<<<<

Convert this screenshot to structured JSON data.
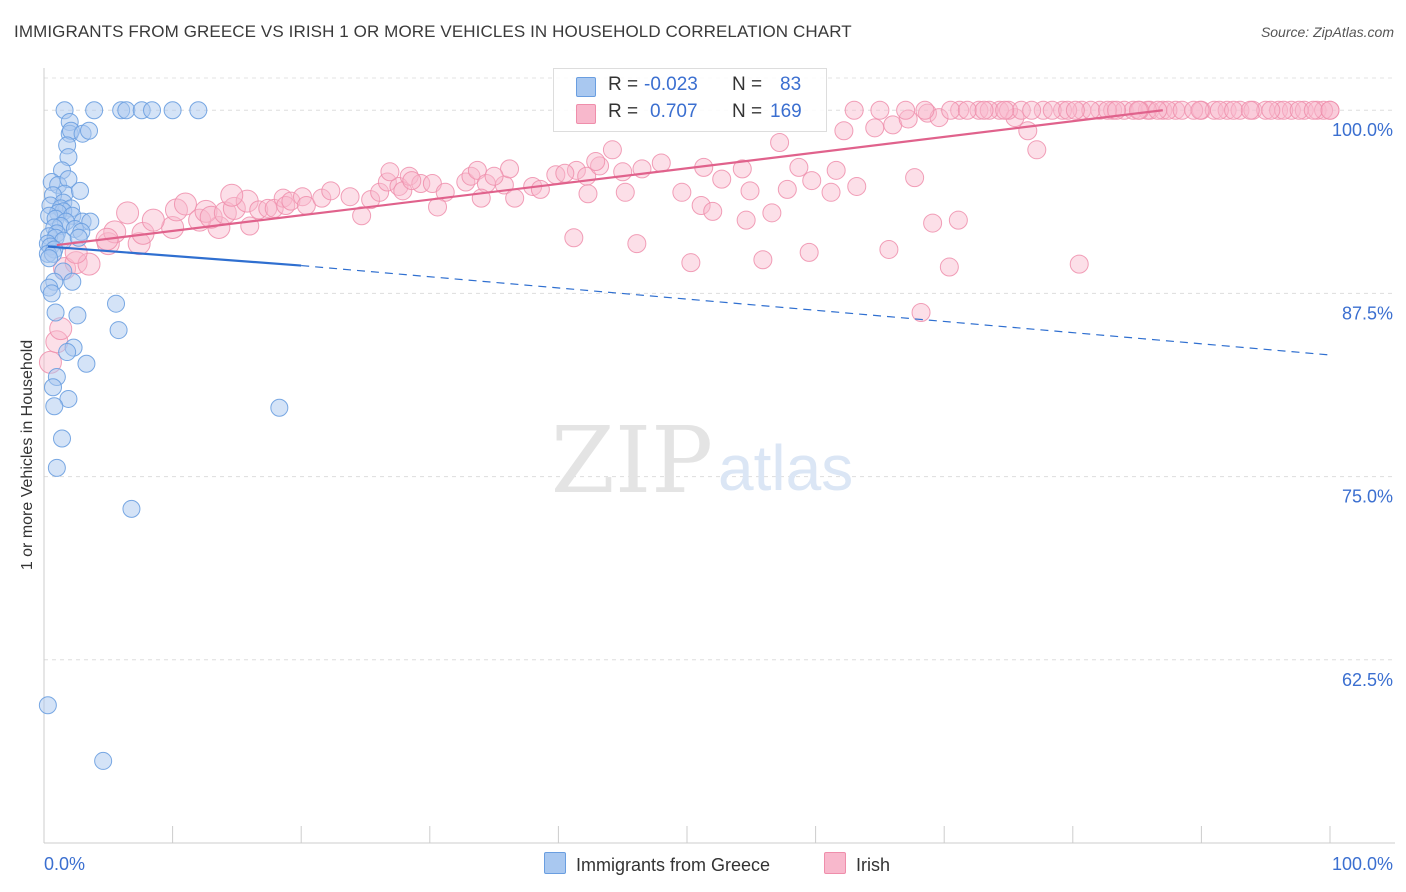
{
  "title": "IMMIGRANTS FROM GREECE VS IRISH 1 OR MORE VEHICLES IN HOUSEHOLD CORRELATION CHART",
  "source": "Source: ZipAtlas.com",
  "watermark": {
    "zip": "ZIP",
    "atlas": "atlas"
  },
  "legend": {
    "r_label": "R =",
    "n_label": "N =",
    "rows": [
      {
        "name": "Immigrants from Greece",
        "r": "-0.023",
        "n": "83"
      },
      {
        "name": "Irish",
        "r": "0.707",
        "n": "169"
      }
    ]
  },
  "colors": {
    "greece_fill": "#a9c8f0",
    "greece_stroke": "#6a9ee0",
    "greece_line": "#2f6fd0",
    "irish_fill": "#f8b8cc",
    "irish_stroke": "#ef8eab",
    "irish_line": "#e0628c",
    "tick_label": "#3b6fd0"
  },
  "chart_data": {
    "type": "scatter",
    "title": "IMMIGRANTS FROM GREECE VS IRISH 1 OR MORE VEHICLES IN HOUSEHOLD CORRELATION CHART",
    "xlabel": "",
    "ylabel": "1 or more Vehicles in Household",
    "xlim": [
      0,
      100
    ],
    "ylim": [
      50,
      102.2
    ],
    "x_tick_labels": [
      "0.0%",
      "100.0%"
    ],
    "y_ticks": [
      {
        "value": 100,
        "label": "100.0%"
      },
      {
        "value": 87.5,
        "label": "87.5%"
      },
      {
        "value": 75,
        "label": "75.0%"
      },
      {
        "value": 62.5,
        "label": "62.5%"
      }
    ],
    "series": [
      {
        "name": "Immigrants from Greece",
        "r": -0.023,
        "n": 83,
        "trend": {
          "x0": 0.3,
          "y0": 90.7,
          "x1": 20,
          "y1": 89.4,
          "dash_x1": 100,
          "dash_y1": 83.3
        },
        "points": [
          [
            1.6,
            100
          ],
          [
            3.9,
            100
          ],
          [
            6,
            100
          ],
          [
            6.4,
            100
          ],
          [
            7.6,
            100
          ],
          [
            8.4,
            100
          ],
          [
            10,
            100
          ],
          [
            12,
            100
          ],
          [
            2,
            99.2
          ],
          [
            2,
            98.4
          ],
          [
            2.1,
            98.6
          ],
          [
            3,
            98.4
          ],
          [
            3.5,
            98.6
          ],
          [
            1.8,
            97.6
          ],
          [
            1.9,
            96.8
          ],
          [
            1.4,
            95.9
          ],
          [
            0.6,
            95.1
          ],
          [
            1.1,
            94.9
          ],
          [
            1.9,
            95.3
          ],
          [
            1.6,
            94.3
          ],
          [
            2.8,
            94.5
          ],
          [
            0.7,
            94.2
          ],
          [
            1.5,
            93.7
          ],
          [
            0.5,
            93.5
          ],
          [
            1.3,
            93.3
          ],
          [
            2.1,
            93.3
          ],
          [
            1.5,
            93.1
          ],
          [
            1.1,
            93
          ],
          [
            2.2,
            92.8
          ],
          [
            0.4,
            92.8
          ],
          [
            0.9,
            92.6
          ],
          [
            1.7,
            92.4
          ],
          [
            3,
            92.4
          ],
          [
            3.6,
            92.4
          ],
          [
            1.3,
            92.1
          ],
          [
            0.8,
            92
          ],
          [
            2.4,
            91.9
          ],
          [
            2.9,
            91.7
          ],
          [
            1,
            91.6
          ],
          [
            0.4,
            91.4
          ],
          [
            0.9,
            91.3
          ],
          [
            1.5,
            91.1
          ],
          [
            2.7,
            91.3
          ],
          [
            0.3,
            90.9
          ],
          [
            0.5,
            90.7
          ],
          [
            0.8,
            90.5
          ],
          [
            0.3,
            90.2
          ],
          [
            0.7,
            90.2
          ],
          [
            0.4,
            89.9
          ],
          [
            1.5,
            89
          ],
          [
            0.8,
            88.3
          ],
          [
            2.2,
            88.3
          ],
          [
            0.4,
            87.9
          ],
          [
            0.6,
            87.5
          ],
          [
            5.6,
            86.8
          ],
          [
            2.6,
            86
          ],
          [
            0.9,
            86.2
          ],
          [
            5.8,
            85
          ],
          [
            2.3,
            83.8
          ],
          [
            1.8,
            83.5
          ],
          [
            3.3,
            82.7
          ],
          [
            1,
            81.8
          ],
          [
            0.7,
            81.1
          ],
          [
            1.9,
            80.3
          ],
          [
            0.8,
            79.8
          ],
          [
            18.3,
            79.7
          ],
          [
            1.4,
            77.6
          ],
          [
            1,
            75.6
          ],
          [
            6.8,
            72.8
          ],
          [
            0.3,
            59.4
          ],
          [
            4.6,
            55.6
          ]
        ]
      },
      {
        "name": "Irish",
        "r": 0.707,
        "n": 169,
        "trend": {
          "x0": 1,
          "y0": 90.8,
          "x1": 87,
          "y1": 100
        },
        "points": [
          [
            0.5,
            82.8
          ],
          [
            1,
            84.2
          ],
          [
            1.3,
            85.1
          ],
          [
            1.6,
            89.2
          ],
          [
            2.5,
            89.6
          ],
          [
            3.5,
            89.5
          ],
          [
            2.5,
            90.3
          ],
          [
            5,
            90.9
          ],
          [
            7.4,
            90.9
          ],
          [
            7.7,
            91.6
          ],
          [
            5.5,
            91.7
          ],
          [
            4.9,
            91.2
          ],
          [
            10,
            92
          ],
          [
            13.6,
            92
          ],
          [
            16,
            92.1
          ],
          [
            6.5,
            93
          ],
          [
            8.5,
            92.5
          ],
          [
            10.3,
            93.2
          ],
          [
            11,
            93.6
          ],
          [
            12.1,
            92.5
          ],
          [
            12.6,
            93.1
          ],
          [
            13,
            92.7
          ],
          [
            14.1,
            93
          ],
          [
            14.8,
            93.3
          ],
          [
            15.8,
            93.8
          ],
          [
            16.7,
            93.2
          ],
          [
            17.4,
            93.3
          ],
          [
            17.9,
            93.3
          ],
          [
            14.6,
            94.2
          ],
          [
            18.6,
            94
          ],
          [
            18.8,
            93.5
          ],
          [
            19.2,
            93.8
          ],
          [
            20.1,
            94.1
          ],
          [
            20.4,
            93.5
          ],
          [
            21.6,
            94
          ],
          [
            22.3,
            94.5
          ],
          [
            23.8,
            94.1
          ],
          [
            24.7,
            92.8
          ],
          [
            25.4,
            93.9
          ],
          [
            26.1,
            94.4
          ],
          [
            26.7,
            95.1
          ],
          [
            27.6,
            94.8
          ],
          [
            27.9,
            94.5
          ],
          [
            28.4,
            95.5
          ],
          [
            29.3,
            95
          ],
          [
            30.2,
            95
          ],
          [
            31.2,
            94.4
          ],
          [
            32.8,
            95.1
          ],
          [
            33.2,
            95.5
          ],
          [
            33.7,
            95.9
          ],
          [
            34.4,
            95
          ],
          [
            35.8,
            94.9
          ],
          [
            36.2,
            96
          ],
          [
            38,
            94.8
          ],
          [
            38.6,
            94.6
          ],
          [
            39.8,
            95.6
          ],
          [
            41.4,
            95.9
          ],
          [
            42.2,
            95.5
          ],
          [
            43.2,
            96.2
          ],
          [
            44.2,
            97.3
          ],
          [
            45,
            95.8
          ],
          [
            46.5,
            96
          ],
          [
            48,
            96.4
          ],
          [
            51.3,
            96.1
          ],
          [
            52.7,
            95.3
          ],
          [
            54.3,
            96
          ],
          [
            58.7,
            96.1
          ],
          [
            59.7,
            95.2
          ],
          [
            61.6,
            95.9
          ],
          [
            26.9,
            95.8
          ],
          [
            28.6,
            95.2
          ],
          [
            35,
            95.5
          ],
          [
            40.5,
            95.7
          ],
          [
            42.9,
            96.5
          ],
          [
            30.6,
            93.4
          ],
          [
            34,
            94
          ],
          [
            36.6,
            94
          ],
          [
            42.3,
            94.3
          ],
          [
            45.2,
            94.4
          ],
          [
            49.6,
            94.4
          ],
          [
            51.1,
            93.5
          ],
          [
            54.9,
            94.5
          ],
          [
            57.8,
            94.6
          ],
          [
            61.2,
            94.4
          ],
          [
            63.2,
            94.8
          ],
          [
            52,
            93.1
          ],
          [
            54.6,
            92.5
          ],
          [
            67.7,
            95.4
          ],
          [
            69.1,
            92.3
          ],
          [
            71.1,
            92.5
          ],
          [
            41.2,
            91.3
          ],
          [
            46.1,
            90.9
          ],
          [
            56.6,
            93
          ],
          [
            68.2,
            86.2
          ],
          [
            50.3,
            89.6
          ],
          [
            55.9,
            89.8
          ],
          [
            59.5,
            90.3
          ],
          [
            65.7,
            90.5
          ],
          [
            70.4,
            89.3
          ],
          [
            80.5,
            89.5
          ],
          [
            57.2,
            97.8
          ],
          [
            62.2,
            98.6
          ],
          [
            64.6,
            98.8
          ],
          [
            66,
            99
          ],
          [
            67.2,
            99.4
          ],
          [
            68.7,
            99.8
          ],
          [
            69.6,
            99.5
          ],
          [
            71.2,
            100
          ],
          [
            72.7,
            100
          ],
          [
            74.3,
            100
          ],
          [
            75.5,
            99.5
          ],
          [
            76.5,
            98.6
          ],
          [
            77.2,
            97.3
          ],
          [
            79.2,
            100
          ],
          [
            80.7,
            100
          ],
          [
            82.1,
            100
          ],
          [
            83.1,
            100
          ],
          [
            84,
            100
          ],
          [
            86,
            100
          ],
          [
            87,
            100
          ],
          [
            88,
            100
          ],
          [
            90,
            100
          ],
          [
            91,
            100
          ],
          [
            92,
            100
          ],
          [
            93,
            100
          ],
          [
            94,
            100
          ],
          [
            95,
            100
          ],
          [
            96,
            100
          ],
          [
            97,
            100
          ],
          [
            98,
            100
          ],
          [
            99,
            100
          ],
          [
            100,
            100
          ],
          [
            70.5,
            100
          ],
          [
            73.5,
            100
          ],
          [
            75,
            100
          ],
          [
            76,
            100
          ],
          [
            77.7,
            100
          ],
          [
            78.4,
            100
          ],
          [
            81.4,
            100
          ],
          [
            82.7,
            100
          ],
          [
            84.7,
            100
          ],
          [
            85.8,
            100
          ],
          [
            87.4,
            100
          ],
          [
            88.5,
            100
          ],
          [
            89.4,
            100
          ],
          [
            91.4,
            100
          ],
          [
            96.4,
            100
          ],
          [
            97.6,
            100
          ],
          [
            99.5,
            100
          ],
          [
            63,
            100
          ],
          [
            65,
            100
          ],
          [
            67,
            100
          ],
          [
            68.5,
            100
          ],
          [
            71.8,
            100
          ],
          [
            73.1,
            100
          ],
          [
            74.7,
            100
          ],
          [
            76.8,
            100
          ],
          [
            79.6,
            100
          ],
          [
            80.2,
            100
          ],
          [
            83.4,
            100
          ],
          [
            85.2,
            100
          ],
          [
            86.6,
            100
          ],
          [
            89.9,
            100
          ],
          [
            92.5,
            100
          ],
          [
            93.8,
            100
          ],
          [
            95.4,
            100
          ],
          [
            98.7,
            100
          ],
          [
            100,
            100
          ],
          [
            85.1,
            100
          ]
        ]
      }
    ]
  }
}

>>>>

WHAT TO WORK ON » From the entries above, collect every line with the string "value" in it.

SOLUTION FOR THIS PROBLEM »
        "value": 100,
        "value": 87.5,
        "value": 75,
        "value": 62.5,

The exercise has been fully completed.